[Start Records supplied]
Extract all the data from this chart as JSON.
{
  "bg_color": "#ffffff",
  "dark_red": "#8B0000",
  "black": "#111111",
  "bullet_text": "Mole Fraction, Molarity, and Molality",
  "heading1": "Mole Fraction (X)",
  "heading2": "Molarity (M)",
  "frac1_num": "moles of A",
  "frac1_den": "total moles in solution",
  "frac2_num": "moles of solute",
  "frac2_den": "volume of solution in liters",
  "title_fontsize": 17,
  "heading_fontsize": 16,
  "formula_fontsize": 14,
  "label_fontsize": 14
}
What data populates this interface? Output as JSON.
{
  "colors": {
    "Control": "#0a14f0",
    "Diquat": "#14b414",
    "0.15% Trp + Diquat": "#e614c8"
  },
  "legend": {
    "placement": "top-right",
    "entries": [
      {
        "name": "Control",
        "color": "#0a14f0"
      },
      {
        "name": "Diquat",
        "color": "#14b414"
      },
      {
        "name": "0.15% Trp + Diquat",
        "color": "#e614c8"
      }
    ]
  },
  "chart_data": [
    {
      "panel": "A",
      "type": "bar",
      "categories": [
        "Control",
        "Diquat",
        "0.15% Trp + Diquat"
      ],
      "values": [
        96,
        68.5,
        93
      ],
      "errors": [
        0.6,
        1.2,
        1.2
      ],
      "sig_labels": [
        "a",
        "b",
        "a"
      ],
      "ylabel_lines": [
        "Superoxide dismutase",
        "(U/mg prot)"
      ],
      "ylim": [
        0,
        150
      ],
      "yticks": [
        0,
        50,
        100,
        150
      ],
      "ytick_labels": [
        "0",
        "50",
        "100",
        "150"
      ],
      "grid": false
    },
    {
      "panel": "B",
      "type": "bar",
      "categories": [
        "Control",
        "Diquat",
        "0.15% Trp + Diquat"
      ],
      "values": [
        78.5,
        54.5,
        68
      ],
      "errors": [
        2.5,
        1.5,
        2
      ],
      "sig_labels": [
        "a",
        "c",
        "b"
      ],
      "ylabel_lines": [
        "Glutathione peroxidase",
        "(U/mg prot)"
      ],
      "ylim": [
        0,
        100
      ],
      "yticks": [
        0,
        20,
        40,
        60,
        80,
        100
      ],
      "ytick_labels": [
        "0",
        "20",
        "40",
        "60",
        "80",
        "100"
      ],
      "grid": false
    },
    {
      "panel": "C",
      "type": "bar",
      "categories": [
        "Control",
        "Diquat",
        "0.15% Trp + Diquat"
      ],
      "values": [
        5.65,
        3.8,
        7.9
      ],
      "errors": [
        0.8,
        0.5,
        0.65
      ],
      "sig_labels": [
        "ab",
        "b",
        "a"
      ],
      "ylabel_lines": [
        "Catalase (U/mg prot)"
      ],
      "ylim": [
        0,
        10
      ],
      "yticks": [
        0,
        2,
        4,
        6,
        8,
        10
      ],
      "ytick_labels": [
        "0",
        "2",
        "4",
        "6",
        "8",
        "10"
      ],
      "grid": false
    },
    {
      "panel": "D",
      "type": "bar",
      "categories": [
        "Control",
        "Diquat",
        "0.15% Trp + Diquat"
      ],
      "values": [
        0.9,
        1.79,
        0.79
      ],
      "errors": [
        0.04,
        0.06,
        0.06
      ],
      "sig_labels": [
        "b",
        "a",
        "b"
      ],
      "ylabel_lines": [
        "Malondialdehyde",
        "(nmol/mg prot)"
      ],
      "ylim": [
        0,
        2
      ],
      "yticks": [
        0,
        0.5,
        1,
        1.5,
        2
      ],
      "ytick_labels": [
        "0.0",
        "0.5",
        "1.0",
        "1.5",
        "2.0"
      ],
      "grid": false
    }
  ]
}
[End Records supplied]
Given instruction: Search the material above for "moles". Pull out each line where it shows up.

Answer to this problem:
  "frac1_num": "moles of A",
  "frac1_den": "total moles in solution",
  "frac2_num": "moles of solute",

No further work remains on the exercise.